begin

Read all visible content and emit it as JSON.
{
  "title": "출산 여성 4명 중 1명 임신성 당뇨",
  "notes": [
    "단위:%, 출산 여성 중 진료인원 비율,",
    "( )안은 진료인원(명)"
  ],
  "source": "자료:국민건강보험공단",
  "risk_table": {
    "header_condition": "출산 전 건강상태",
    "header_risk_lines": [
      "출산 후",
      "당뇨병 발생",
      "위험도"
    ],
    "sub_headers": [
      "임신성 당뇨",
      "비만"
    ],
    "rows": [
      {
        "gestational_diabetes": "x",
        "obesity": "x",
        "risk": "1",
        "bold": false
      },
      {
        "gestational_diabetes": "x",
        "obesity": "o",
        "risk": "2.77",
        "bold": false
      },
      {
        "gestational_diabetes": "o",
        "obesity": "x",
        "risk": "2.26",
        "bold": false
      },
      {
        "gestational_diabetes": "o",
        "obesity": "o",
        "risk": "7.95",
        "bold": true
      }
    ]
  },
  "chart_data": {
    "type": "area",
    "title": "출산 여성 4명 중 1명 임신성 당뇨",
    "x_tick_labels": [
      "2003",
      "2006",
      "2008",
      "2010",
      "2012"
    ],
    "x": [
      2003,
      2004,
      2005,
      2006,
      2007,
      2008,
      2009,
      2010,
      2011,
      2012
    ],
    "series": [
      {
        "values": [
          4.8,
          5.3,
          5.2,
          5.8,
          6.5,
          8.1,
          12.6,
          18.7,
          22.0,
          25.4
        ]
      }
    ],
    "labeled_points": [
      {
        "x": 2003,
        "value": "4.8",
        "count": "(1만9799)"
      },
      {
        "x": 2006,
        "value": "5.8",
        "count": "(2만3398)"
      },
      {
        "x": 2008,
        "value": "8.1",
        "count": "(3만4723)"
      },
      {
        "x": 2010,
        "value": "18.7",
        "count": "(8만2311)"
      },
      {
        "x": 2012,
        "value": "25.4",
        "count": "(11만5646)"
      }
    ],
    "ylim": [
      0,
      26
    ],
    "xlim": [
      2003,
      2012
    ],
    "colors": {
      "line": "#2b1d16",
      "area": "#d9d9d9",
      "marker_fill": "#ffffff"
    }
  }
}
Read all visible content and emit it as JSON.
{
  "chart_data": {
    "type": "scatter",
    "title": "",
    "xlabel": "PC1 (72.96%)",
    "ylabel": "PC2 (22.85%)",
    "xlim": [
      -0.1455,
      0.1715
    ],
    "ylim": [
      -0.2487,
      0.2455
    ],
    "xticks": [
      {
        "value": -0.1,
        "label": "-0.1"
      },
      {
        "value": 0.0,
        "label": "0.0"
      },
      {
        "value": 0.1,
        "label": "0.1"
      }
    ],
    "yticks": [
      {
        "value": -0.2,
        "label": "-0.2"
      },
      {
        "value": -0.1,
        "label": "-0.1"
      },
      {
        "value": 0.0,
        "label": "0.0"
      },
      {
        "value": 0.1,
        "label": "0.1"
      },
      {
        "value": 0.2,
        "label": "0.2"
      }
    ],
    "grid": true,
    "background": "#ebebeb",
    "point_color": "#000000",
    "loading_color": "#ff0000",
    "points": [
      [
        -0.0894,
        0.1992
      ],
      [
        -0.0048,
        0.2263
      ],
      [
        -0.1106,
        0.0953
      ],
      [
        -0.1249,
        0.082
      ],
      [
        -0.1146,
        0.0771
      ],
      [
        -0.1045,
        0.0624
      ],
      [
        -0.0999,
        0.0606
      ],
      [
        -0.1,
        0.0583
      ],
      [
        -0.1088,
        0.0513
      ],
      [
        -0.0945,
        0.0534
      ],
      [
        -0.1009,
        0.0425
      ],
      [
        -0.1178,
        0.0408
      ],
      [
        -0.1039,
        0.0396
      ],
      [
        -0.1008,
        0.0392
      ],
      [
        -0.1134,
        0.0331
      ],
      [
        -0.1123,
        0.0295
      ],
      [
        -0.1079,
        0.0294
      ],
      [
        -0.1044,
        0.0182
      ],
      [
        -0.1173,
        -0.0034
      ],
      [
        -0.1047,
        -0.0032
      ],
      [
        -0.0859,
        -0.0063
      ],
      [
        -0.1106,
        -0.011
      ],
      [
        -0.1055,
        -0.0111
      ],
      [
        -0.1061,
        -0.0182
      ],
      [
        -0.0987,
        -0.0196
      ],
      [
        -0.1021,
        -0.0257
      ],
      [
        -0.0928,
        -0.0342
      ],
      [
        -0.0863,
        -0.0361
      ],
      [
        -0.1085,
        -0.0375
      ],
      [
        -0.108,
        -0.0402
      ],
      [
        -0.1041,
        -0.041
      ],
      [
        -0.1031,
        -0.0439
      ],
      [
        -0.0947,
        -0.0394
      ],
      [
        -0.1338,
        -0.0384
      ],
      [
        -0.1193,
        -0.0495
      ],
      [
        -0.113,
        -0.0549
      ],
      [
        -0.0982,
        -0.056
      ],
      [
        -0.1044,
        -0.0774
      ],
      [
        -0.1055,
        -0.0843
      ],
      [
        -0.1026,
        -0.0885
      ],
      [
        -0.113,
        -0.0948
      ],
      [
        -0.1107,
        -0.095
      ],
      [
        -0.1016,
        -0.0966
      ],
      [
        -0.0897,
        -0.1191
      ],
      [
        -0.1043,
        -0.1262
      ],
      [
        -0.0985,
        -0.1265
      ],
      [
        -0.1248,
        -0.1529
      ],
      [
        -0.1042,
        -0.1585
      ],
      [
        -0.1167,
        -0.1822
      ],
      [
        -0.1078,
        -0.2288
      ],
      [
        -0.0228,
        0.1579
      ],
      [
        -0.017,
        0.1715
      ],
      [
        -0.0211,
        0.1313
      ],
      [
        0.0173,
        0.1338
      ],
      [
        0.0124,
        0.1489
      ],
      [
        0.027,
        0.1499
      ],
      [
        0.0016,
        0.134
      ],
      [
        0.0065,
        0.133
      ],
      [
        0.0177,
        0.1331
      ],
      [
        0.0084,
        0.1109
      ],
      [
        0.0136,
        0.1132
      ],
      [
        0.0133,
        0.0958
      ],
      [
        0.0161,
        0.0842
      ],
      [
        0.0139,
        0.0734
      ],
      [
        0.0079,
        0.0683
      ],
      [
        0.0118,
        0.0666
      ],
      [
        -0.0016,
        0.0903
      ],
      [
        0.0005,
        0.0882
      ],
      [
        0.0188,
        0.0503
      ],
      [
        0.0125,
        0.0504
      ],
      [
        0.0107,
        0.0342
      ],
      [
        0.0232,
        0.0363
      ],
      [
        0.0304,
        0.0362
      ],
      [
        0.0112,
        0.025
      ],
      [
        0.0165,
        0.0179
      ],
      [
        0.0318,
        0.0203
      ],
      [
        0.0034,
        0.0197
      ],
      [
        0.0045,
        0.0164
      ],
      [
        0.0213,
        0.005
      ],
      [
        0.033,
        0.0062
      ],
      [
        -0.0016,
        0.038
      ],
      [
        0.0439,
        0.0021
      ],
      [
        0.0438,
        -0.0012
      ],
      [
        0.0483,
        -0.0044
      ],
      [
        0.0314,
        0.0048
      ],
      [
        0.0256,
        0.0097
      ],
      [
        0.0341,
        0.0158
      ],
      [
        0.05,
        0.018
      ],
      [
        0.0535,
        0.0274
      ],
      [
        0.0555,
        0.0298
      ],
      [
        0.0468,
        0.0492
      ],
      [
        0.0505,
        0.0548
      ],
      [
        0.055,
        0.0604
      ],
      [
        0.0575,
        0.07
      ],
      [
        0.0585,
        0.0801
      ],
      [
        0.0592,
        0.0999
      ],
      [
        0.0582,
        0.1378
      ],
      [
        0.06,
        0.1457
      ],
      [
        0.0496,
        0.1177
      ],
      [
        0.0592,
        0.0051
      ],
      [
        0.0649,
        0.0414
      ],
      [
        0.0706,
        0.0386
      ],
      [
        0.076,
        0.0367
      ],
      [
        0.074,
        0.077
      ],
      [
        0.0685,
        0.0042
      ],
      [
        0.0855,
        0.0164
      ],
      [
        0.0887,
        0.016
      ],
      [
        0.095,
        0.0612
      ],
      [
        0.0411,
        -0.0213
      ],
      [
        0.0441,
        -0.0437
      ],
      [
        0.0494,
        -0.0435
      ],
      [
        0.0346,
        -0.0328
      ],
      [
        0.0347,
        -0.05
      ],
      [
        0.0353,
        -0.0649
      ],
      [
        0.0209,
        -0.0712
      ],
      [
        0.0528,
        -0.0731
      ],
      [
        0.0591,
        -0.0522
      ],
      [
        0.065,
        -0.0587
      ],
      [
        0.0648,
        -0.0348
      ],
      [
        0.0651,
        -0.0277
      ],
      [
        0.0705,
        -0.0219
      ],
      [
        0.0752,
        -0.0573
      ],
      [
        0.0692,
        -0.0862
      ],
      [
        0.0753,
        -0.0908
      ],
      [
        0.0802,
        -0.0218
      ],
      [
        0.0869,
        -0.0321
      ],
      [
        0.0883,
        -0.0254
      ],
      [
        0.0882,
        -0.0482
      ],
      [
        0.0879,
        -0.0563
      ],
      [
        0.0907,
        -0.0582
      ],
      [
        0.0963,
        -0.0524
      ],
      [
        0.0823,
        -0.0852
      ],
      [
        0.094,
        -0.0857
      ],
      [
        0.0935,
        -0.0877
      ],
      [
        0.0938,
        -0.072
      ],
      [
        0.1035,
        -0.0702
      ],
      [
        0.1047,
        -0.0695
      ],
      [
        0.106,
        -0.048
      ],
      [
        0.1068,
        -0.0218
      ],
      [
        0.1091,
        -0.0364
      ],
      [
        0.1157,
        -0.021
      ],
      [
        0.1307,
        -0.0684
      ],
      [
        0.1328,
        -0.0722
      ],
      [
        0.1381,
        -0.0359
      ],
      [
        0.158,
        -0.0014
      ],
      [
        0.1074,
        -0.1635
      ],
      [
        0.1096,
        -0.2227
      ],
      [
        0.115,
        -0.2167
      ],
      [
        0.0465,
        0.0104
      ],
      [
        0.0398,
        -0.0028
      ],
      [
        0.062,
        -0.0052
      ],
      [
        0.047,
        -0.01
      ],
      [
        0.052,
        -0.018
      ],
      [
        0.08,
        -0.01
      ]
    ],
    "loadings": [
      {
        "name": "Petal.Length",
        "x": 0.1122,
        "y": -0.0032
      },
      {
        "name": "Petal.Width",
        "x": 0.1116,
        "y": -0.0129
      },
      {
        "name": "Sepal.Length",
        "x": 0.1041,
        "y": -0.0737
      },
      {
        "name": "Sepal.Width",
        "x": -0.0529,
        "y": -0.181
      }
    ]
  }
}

end

▶ What is needed:
In the lines above, find each one with "name" and list it.

▶ Complete output:
        "name": "Petal.Length",
        "name": "Petal.Width",
        "name": "Sepal.Length",
        "name": "Sepal.Width",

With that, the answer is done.